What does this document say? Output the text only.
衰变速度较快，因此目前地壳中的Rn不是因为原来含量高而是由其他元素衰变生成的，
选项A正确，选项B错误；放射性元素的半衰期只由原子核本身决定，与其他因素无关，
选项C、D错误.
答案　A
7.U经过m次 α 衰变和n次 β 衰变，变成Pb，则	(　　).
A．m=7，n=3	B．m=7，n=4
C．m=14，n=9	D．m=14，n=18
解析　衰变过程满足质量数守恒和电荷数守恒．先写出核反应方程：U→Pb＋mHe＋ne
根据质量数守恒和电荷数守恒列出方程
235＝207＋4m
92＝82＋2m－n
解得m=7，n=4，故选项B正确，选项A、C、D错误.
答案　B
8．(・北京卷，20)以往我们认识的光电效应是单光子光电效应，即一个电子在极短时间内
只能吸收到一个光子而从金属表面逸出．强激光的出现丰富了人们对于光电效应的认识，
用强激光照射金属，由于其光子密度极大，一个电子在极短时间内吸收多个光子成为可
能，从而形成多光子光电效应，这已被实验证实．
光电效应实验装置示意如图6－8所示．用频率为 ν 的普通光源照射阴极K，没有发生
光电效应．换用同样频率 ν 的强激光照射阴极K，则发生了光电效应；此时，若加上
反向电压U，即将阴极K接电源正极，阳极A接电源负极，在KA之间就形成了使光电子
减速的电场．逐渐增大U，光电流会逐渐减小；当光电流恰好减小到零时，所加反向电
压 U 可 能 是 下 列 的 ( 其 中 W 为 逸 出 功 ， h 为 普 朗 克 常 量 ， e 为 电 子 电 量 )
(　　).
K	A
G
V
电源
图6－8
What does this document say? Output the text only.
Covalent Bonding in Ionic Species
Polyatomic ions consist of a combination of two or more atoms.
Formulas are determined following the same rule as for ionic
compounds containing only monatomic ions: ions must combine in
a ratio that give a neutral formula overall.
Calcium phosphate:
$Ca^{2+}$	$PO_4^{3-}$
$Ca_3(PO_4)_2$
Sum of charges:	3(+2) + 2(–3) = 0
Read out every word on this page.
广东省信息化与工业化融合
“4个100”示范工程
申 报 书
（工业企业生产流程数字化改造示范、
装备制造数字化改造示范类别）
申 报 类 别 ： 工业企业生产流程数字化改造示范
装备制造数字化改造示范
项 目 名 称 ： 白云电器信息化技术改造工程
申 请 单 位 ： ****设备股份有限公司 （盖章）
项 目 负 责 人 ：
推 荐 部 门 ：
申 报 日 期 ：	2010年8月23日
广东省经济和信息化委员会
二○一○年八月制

- _What you are asked to do_
Output only the lines from the one holding "Read out every word on this page." through the last line above, exactly as they appear.

- _Final result_
Read out every word on this page.
广东省信息化与工业化融合
“4个100”示范工程
申 报 书
（工业企业生产流程数字化改造示范、
装备制造数字化改造示范类别）
申 报 类 别 ： 工业企业生产流程数字化改造示范
装备制造数字化改造示范
项 目 名 称 ： 白云电器信息化技术改造工程
申 请 单 位 ： ****设备股份有限公司 （盖章）
项 目 负 责 人 ：
推 荐 部 门 ：
申 报 日 期 ：	2010年8月23日
广东省经济和信息化委员会
二○一○年八月制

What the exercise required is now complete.